Your task: Give the number of lines in this listing that contain "cord", with no other words.

[Stored data]
******************************

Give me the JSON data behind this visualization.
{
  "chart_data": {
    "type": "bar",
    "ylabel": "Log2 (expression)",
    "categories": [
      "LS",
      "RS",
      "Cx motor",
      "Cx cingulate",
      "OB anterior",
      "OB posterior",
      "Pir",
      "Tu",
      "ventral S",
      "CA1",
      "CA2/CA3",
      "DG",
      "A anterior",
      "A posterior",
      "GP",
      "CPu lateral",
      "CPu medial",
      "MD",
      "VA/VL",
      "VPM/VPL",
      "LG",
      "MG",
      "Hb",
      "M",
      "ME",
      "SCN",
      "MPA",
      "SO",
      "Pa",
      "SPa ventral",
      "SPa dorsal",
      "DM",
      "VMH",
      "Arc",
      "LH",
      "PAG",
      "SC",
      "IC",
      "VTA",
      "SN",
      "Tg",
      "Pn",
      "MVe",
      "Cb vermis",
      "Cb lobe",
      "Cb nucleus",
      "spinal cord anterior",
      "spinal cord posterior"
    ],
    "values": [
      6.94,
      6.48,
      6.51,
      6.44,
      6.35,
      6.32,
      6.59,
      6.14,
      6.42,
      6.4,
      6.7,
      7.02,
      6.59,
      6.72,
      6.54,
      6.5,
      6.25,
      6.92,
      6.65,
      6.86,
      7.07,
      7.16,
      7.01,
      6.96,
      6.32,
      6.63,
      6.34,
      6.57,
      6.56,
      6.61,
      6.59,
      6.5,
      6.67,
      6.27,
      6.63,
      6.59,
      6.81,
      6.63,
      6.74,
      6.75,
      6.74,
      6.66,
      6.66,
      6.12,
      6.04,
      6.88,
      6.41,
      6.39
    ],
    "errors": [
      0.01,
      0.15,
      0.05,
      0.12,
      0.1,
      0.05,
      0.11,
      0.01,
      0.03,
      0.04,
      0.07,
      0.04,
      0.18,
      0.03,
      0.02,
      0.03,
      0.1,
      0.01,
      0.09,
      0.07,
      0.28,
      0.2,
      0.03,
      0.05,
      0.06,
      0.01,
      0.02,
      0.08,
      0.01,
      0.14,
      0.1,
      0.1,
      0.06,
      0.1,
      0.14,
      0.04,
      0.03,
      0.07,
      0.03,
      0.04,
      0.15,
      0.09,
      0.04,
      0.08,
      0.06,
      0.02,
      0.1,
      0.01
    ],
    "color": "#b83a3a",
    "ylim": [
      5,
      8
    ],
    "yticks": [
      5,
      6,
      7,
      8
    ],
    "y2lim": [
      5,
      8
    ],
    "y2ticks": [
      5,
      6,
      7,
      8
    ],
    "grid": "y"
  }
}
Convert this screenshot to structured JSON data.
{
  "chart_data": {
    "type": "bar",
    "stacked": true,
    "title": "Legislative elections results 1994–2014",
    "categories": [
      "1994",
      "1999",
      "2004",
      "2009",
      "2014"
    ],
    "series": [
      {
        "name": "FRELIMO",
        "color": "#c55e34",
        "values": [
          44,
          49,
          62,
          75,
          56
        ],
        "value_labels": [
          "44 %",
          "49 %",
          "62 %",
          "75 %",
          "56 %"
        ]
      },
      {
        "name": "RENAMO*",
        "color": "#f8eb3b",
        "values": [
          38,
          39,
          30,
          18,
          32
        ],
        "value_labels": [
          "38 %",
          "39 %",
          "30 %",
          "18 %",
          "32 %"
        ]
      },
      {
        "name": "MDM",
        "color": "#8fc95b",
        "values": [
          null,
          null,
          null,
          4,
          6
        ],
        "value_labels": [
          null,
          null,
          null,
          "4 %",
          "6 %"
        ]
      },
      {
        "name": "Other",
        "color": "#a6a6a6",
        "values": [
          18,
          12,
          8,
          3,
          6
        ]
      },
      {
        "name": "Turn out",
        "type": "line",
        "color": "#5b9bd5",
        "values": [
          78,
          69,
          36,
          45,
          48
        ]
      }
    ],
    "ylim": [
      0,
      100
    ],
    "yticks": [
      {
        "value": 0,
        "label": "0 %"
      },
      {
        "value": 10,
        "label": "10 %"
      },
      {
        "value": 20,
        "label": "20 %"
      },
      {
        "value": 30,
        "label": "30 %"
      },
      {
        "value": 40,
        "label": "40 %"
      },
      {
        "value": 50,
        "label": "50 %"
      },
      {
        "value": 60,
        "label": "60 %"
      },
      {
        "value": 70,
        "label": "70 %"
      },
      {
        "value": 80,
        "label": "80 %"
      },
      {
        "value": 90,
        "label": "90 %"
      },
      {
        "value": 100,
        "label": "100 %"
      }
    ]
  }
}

******************************

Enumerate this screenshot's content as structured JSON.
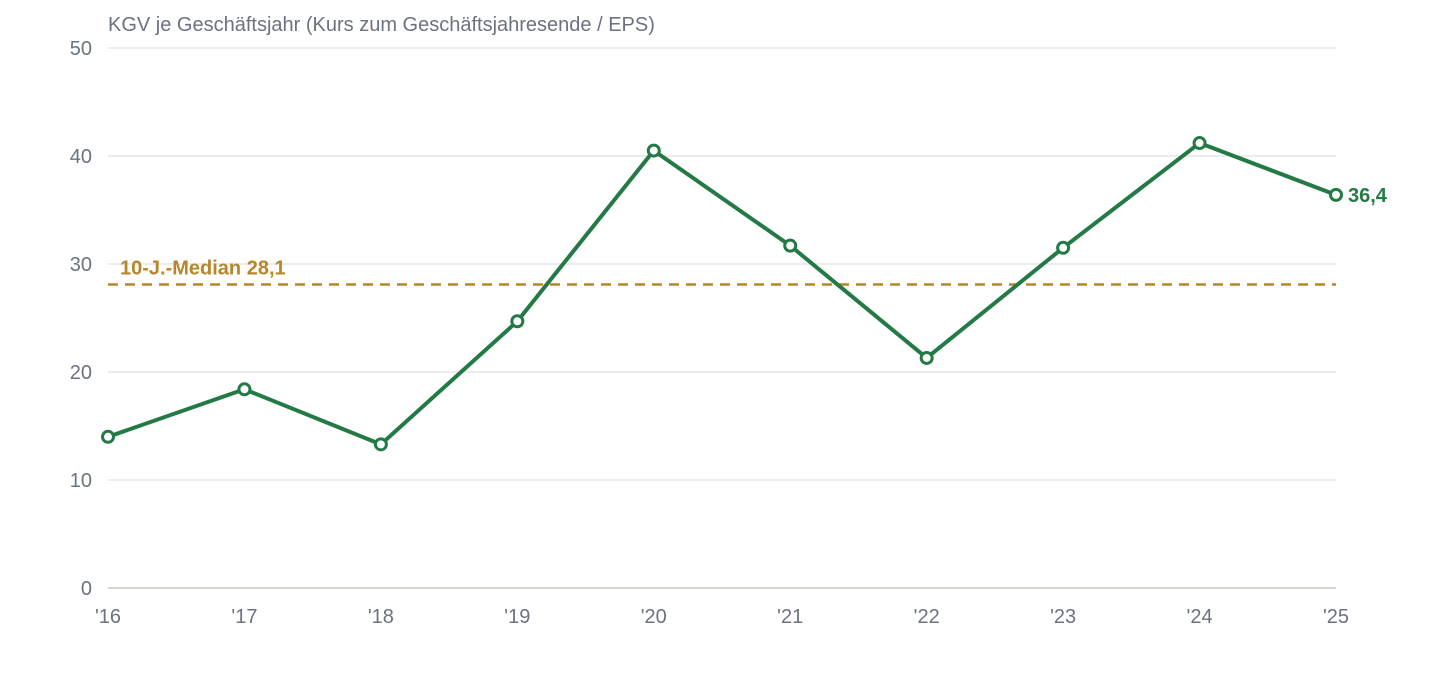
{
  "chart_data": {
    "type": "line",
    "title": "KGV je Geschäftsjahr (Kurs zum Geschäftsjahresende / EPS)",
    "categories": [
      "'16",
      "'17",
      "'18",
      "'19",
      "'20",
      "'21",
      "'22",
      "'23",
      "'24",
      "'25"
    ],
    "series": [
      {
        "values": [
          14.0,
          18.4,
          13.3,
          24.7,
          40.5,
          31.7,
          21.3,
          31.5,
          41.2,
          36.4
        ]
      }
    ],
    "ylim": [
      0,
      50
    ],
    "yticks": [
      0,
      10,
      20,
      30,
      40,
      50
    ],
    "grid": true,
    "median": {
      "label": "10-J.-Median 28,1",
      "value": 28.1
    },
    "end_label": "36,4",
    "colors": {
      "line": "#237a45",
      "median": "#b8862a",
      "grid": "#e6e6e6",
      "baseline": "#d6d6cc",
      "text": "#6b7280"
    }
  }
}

******************************

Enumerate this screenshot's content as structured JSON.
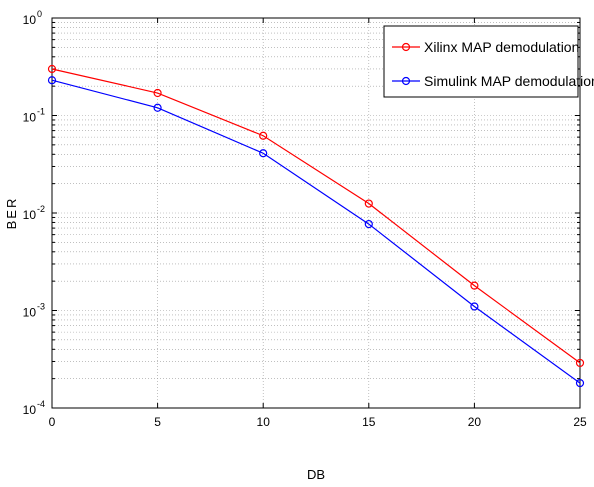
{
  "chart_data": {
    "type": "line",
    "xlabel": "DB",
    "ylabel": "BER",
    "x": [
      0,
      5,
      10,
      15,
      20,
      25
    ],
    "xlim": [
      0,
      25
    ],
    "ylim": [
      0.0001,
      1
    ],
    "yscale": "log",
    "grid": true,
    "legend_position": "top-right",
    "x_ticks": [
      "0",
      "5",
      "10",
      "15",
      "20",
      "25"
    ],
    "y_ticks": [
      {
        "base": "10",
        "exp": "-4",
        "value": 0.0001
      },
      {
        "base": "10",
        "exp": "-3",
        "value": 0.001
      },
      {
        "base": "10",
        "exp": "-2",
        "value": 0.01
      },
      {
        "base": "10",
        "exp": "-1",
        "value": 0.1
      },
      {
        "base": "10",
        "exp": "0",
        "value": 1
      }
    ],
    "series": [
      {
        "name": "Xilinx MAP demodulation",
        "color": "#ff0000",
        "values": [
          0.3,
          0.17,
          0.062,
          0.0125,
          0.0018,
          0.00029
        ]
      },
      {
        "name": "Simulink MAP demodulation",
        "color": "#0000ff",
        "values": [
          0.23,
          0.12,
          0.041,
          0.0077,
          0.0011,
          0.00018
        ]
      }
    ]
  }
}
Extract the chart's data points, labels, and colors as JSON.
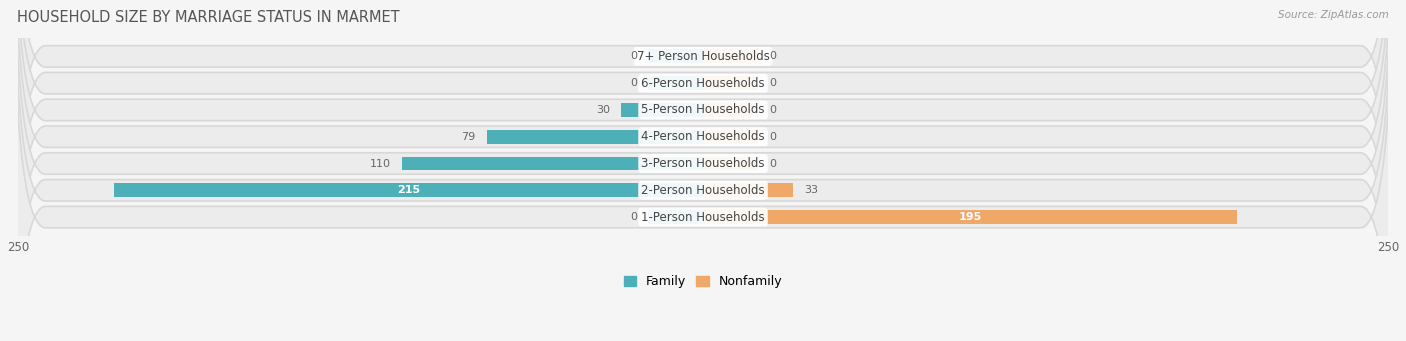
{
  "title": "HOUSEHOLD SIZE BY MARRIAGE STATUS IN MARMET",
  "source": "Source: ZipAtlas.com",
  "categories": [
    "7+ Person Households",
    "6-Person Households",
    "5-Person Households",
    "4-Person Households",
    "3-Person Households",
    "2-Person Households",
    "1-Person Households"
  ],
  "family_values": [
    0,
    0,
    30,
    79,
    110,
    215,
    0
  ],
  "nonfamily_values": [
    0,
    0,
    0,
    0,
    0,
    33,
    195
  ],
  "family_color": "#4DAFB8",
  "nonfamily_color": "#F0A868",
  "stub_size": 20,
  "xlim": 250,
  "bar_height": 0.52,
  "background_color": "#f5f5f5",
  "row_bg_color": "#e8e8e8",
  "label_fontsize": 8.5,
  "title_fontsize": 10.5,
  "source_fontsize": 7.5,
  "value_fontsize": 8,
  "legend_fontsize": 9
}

******************************

Complete answer: 2